• WORK TO DO: Rewrite only the part that opens with the line containing "Patent image size: (854, 676)." and closes with the line containing "The wire 440 is at (527, 391)." as a two-column CSV headed input and output. Give one row per entry, with its text and its answer each in a single quoted field and line breaks replaced by spaces.

** Start of RECORDS FOR THIS TASK **

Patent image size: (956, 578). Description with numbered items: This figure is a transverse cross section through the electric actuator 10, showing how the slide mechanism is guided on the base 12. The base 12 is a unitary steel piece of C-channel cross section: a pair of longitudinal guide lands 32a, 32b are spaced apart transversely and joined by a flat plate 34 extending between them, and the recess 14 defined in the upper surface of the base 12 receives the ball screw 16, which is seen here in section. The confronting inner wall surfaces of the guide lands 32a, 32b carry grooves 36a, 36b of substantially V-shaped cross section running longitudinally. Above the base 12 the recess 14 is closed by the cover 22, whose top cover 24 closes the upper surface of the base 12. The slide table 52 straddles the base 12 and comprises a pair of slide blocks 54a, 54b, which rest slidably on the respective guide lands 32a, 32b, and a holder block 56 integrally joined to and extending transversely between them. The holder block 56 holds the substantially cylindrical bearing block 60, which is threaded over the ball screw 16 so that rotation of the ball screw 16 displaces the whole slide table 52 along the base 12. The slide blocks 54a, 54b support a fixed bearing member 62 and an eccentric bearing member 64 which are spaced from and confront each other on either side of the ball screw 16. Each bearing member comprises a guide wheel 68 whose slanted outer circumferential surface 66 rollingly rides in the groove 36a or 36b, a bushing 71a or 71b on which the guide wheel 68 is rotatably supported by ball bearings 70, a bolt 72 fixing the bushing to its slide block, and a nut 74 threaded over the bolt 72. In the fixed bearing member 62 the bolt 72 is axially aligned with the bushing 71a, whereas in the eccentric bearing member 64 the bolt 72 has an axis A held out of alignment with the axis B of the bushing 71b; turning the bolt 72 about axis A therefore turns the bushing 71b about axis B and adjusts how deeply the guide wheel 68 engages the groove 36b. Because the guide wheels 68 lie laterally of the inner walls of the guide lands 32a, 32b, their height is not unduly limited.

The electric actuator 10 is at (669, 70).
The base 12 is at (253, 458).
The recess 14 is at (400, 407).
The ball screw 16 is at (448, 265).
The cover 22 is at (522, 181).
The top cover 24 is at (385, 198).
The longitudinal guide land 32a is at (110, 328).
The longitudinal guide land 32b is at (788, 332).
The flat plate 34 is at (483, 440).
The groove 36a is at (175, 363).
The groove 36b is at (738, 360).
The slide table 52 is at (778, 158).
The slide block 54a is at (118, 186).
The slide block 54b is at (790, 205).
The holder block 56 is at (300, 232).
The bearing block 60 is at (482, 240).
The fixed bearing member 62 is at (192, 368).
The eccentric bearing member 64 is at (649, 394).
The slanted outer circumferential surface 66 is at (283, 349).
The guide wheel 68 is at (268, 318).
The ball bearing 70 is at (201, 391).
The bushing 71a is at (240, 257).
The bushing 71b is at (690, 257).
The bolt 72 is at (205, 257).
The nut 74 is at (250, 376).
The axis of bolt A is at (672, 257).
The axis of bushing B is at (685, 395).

** End of RECORDS FOR THIS TASK **
** Start of RECORDS FOR THIS TASK **

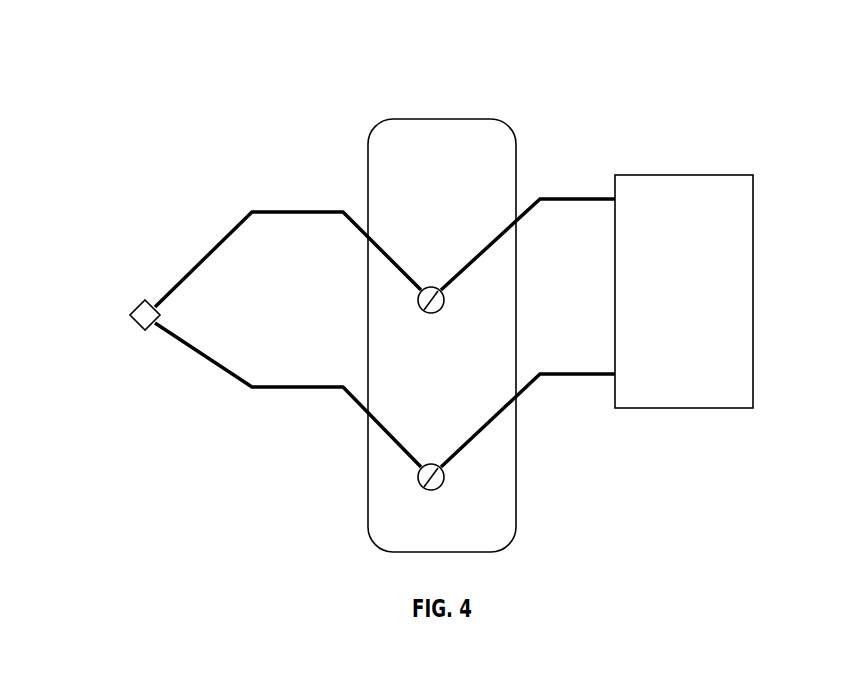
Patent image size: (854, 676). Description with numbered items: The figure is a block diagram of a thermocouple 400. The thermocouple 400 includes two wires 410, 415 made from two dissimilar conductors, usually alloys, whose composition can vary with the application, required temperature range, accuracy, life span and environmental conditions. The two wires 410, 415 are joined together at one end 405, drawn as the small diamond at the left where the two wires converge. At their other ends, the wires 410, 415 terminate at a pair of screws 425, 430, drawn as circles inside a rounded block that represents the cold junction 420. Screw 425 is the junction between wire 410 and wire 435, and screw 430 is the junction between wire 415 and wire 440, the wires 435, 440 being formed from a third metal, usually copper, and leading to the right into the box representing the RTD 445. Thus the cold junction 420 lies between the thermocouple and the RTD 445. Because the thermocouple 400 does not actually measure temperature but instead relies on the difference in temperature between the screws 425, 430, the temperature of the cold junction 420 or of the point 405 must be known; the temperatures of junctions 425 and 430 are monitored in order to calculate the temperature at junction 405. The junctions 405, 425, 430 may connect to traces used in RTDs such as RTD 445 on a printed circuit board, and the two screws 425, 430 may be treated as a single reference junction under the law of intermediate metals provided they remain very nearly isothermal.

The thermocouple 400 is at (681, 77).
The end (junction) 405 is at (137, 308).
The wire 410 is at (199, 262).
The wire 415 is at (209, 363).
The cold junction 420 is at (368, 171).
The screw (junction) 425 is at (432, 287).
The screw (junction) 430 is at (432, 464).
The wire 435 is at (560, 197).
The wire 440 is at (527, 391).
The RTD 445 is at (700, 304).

** End of RECORDS FOR THIS TASK **
** Start of RECORDS FOR THIS TASK **

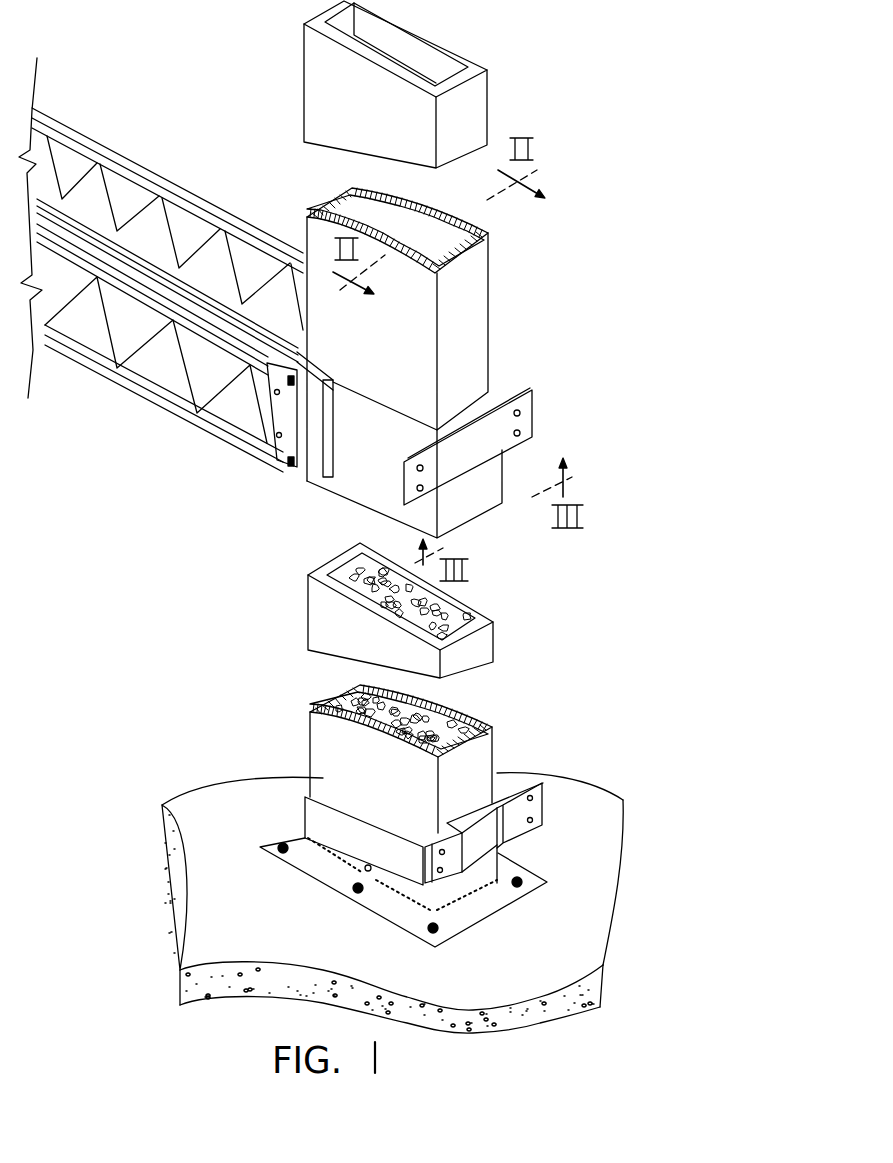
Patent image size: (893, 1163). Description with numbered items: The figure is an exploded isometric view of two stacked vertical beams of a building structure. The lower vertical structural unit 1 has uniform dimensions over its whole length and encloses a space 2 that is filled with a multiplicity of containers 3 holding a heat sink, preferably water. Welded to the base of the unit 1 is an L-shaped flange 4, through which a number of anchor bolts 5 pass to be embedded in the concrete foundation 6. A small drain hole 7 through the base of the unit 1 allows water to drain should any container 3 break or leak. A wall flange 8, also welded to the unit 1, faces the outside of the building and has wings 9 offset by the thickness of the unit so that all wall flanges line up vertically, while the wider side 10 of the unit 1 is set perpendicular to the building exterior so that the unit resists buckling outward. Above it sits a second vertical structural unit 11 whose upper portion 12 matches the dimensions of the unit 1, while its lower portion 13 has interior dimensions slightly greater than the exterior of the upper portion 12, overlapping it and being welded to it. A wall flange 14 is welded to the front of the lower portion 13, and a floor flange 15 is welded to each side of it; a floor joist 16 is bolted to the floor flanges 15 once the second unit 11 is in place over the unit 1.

** End of RECORDS FOR THIS TASK **

• FINAL ANSWER:
input,output
"Patent image size: (854, 676). Description with numbered items: The figure is a block diagram of a thermocouple 400. The thermocouple 400 includes two wires 410, 415 made from two dissimilar conductors, usually alloys, whose composition can vary with the application, required temperature range, accuracy, life span and environmental conditions. The two wires 410, 415 are joined together at one end 405, drawn as the small diamond at the left where the two wires converge. At their other ends, the wires 410, 415 terminate at a pair of screws 425, 430, drawn as circles inside a rounded block that represents the cold junction 420. Screw 425 is the junction between wire 410 and wire 435, and screw 430 is the junction between wire 415 and wire 440, the wires 435, 440 being formed from a third metal, usually copper, and leading to the right into the box representing the RTD 445. Thus the cold junction 420 lies between the thermocouple and the RTD 445. Because the thermocouple 400 does not actually measure temperature but instead relies on the difference in temperature between the screws 425, 430, the temperature of the cold junction 420 or of the point 405 must be known; the temperatures of junctions 425 and 430 are monitored in order to calculate the temperature at junction 405. The junctions 405, 425, 430 may connect to traces used in RTDs such as RTD 445 on a printed circuit board, and the two screws 425, 430 may be treated as a single reference junction under the law of intermediate metals provided they remain very nearly isothermal.","The thermocouple 400 is at (681, 77). The end (junction) 405 is at (137, 308). The wire 410 is at (199, 262). The wire 415 is at (209, 363). The cold junction 420 is at (368, 171). The screw (junction) 425 is at (432, 287). The screw (junction) 430 is at (432, 464). The wire 435 is at (560, 197). The wire 440 is at (527, 391)."